- _Stated exercise_: Could you print every record below exactly as it appears?

════════════════════

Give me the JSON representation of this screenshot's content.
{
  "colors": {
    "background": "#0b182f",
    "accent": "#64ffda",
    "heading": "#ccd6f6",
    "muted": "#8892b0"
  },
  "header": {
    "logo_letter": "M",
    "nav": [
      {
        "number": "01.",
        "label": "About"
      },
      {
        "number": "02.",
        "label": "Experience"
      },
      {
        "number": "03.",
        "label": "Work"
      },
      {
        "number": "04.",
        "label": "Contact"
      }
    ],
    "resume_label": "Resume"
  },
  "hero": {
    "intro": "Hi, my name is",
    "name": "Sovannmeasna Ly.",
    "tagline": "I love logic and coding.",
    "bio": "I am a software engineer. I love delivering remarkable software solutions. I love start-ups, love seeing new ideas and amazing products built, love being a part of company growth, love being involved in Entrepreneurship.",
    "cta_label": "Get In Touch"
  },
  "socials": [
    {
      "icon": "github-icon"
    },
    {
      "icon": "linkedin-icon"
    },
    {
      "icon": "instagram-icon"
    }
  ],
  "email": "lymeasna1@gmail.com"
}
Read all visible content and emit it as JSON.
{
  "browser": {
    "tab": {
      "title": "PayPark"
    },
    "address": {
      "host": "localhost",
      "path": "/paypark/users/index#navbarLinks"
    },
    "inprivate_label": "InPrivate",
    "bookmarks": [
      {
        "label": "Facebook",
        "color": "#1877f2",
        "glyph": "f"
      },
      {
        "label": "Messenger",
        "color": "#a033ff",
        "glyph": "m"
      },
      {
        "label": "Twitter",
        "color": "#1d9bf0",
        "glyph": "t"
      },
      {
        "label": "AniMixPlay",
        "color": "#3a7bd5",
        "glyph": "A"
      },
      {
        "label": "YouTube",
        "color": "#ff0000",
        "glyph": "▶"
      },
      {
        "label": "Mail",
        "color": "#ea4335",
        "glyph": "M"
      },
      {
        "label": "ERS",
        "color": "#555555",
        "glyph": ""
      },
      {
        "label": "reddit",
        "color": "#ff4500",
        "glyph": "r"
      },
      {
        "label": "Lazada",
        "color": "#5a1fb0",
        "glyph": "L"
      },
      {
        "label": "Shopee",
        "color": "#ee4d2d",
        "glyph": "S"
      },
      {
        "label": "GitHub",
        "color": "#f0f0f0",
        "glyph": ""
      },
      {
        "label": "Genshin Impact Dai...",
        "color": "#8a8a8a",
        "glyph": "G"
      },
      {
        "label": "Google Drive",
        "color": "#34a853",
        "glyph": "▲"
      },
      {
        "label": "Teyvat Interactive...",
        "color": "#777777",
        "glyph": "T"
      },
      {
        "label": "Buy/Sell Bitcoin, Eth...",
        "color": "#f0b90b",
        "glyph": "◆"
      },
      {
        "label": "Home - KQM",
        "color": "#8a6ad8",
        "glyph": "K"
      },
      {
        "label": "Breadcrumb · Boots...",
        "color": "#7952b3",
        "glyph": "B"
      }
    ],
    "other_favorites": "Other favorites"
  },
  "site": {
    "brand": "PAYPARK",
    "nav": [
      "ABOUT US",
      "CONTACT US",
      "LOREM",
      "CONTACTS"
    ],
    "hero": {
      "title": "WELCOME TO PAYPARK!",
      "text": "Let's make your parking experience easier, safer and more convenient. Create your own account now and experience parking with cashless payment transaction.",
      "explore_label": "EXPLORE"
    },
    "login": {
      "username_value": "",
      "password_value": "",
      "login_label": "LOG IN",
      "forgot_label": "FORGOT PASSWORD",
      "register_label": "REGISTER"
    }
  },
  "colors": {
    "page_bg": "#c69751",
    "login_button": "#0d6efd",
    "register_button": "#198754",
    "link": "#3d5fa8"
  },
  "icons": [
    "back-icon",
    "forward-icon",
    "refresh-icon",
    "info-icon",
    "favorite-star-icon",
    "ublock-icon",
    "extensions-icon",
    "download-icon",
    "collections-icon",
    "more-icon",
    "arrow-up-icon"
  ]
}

════════════════════

- _Exercise output_:
Give me the JSON representation of this screenshot's content.
{
  "colors": {
    "background": "#0b182f",
    "accent": "#64ffda",
    "heading": "#ccd6f6",
    "muted": "#8892b0"
  },
  "header": {
    "logo_letter": "M",
    "nav": [
      {
        "number": "01.",
        "label": "About"
      },
      {
        "number": "02.",
        "label": "Experience"
      },
      {
        "number": "03.",
        "label": "Work"
      },
      {
        "number": "04.",
        "label": "Contact"
      }
    ],
    "resume_label": "Resume"
  },
  "hero": {
    "intro": "Hi, my name is",
    "name": "Sovannmeasna Ly.",
    "tagline": "I love logic and coding.",
    "bio": "I am a software engineer. I love delivering remarkable software solutions. I love start-ups, love seeing new ideas and amazing products built, love being a part of company growth, love being involved in Entrepreneurship.",
    "cta_label": "Get In Touch"
  },
  "socials": [
    {
      "icon": "github-icon"
    },
    {
      "icon": "linkedin-icon"
    },
    {
      "icon": "instagram-icon"
    }
  ],
  "email": "lymeasna1@gmail.com"
}
Read all visible content and emit it as JSON.
{
  "browser": {
    "tab": {
      "title": "PayPark"
    },
    "address": {
      "host": "localhost",
      "path": "/paypark/users/index#navbarLinks"
    },
    "inprivate_label": "InPrivate",
    "bookmarks": [
      {
        "label": "Facebook",
        "color": "#1877f2",
        "glyph": "f"
      },
      {
        "label": "Messenger",
        "color": "#a033ff",
        "glyph": "m"
      },
      {
        "label": "Twitter",
        "color": "#1d9bf0",
        "glyph": "t"
      },
      {
        "label": "AniMixPlay",
        "color": "#3a7bd5",
        "glyph": "A"
      },
      {
        "label": "YouTube",
        "color": "#ff0000",
        "glyph": "▶"
      },
      {
        "label": "Mail",
        "color": "#ea4335",
        "glyph": "M"
      },
      {
        "label": "ERS",
        "color": "#555555",
        "glyph": ""
      },
      {
        "label": "reddit",
        "color": "#ff4500",
        "glyph": "r"
      },
      {
        "label": "Lazada",
        "color": "#5a1fb0",
        "glyph": "L"
      },
      {
        "label": "Shopee",
        "color": "#ee4d2d",
        "glyph": "S"
      },
      {
        "label": "GitHub",
        "color": "#f0f0f0",
        "glyph": ""
      },
      {
        "label": "Genshin Impact Dai...",
        "color": "#8a8a8a",
        "glyph": "G"
      },
      {
        "label": "Google Drive",
        "color": "#34a853",
        "glyph": "▲"
      },
      {
        "label": "Teyvat Interactive...",
        "color": "#777777",
        "glyph": "T"
      },
      {
        "label": "Buy/Sell Bitcoin, Eth...",
        "color": "#f0b90b",
        "glyph": "◆"
      },
      {
        "label": "Home - KQM",
        "color": "#8a6ad8",
        "glyph": "K"
      },
      {
        "label": "Breadcrumb · Boots...",
        "color": "#7952b3",
        "glyph": "B"
      }
    ],
    "other_favorites": "Other favorites"
  },
  "site": {
    "brand": "PAYPARK",
    "nav": [
      "ABOUT US",
      "CONTACT US",
      "LOREM",
      "CONTACTS"
    ],
    "hero": {
      "title": "WELCOME TO PAYPARK!",
      "text": "Let's make your parking experience easier, safer and more convenient. Create your own account now and experience parking with cashless payment transaction.",
      "explore_label": "EXPLORE"
    },
    "login": {
      "username_value": "",
      "password_value": "",
      "login_label": "LOG IN",
      "forgot_label": "FORGOT PASSWORD",
      "register_label": "REGISTER"
    }
  },
  "colors": {
    "page_bg": "#c69751",
    "login_button": "#0d6efd",
    "register_button": "#198754",
    "link": "#3d5fa8"
  },
  "icons": [
    "back-icon",
    "forward-icon",
    "refresh-icon",
    "info-icon",
    "favorite-star-icon",
    "ublock-icon",
    "extensions-icon",
    "download-icon",
    "collections-icon",
    "more-icon",
    "arrow-up-icon"
  ]
}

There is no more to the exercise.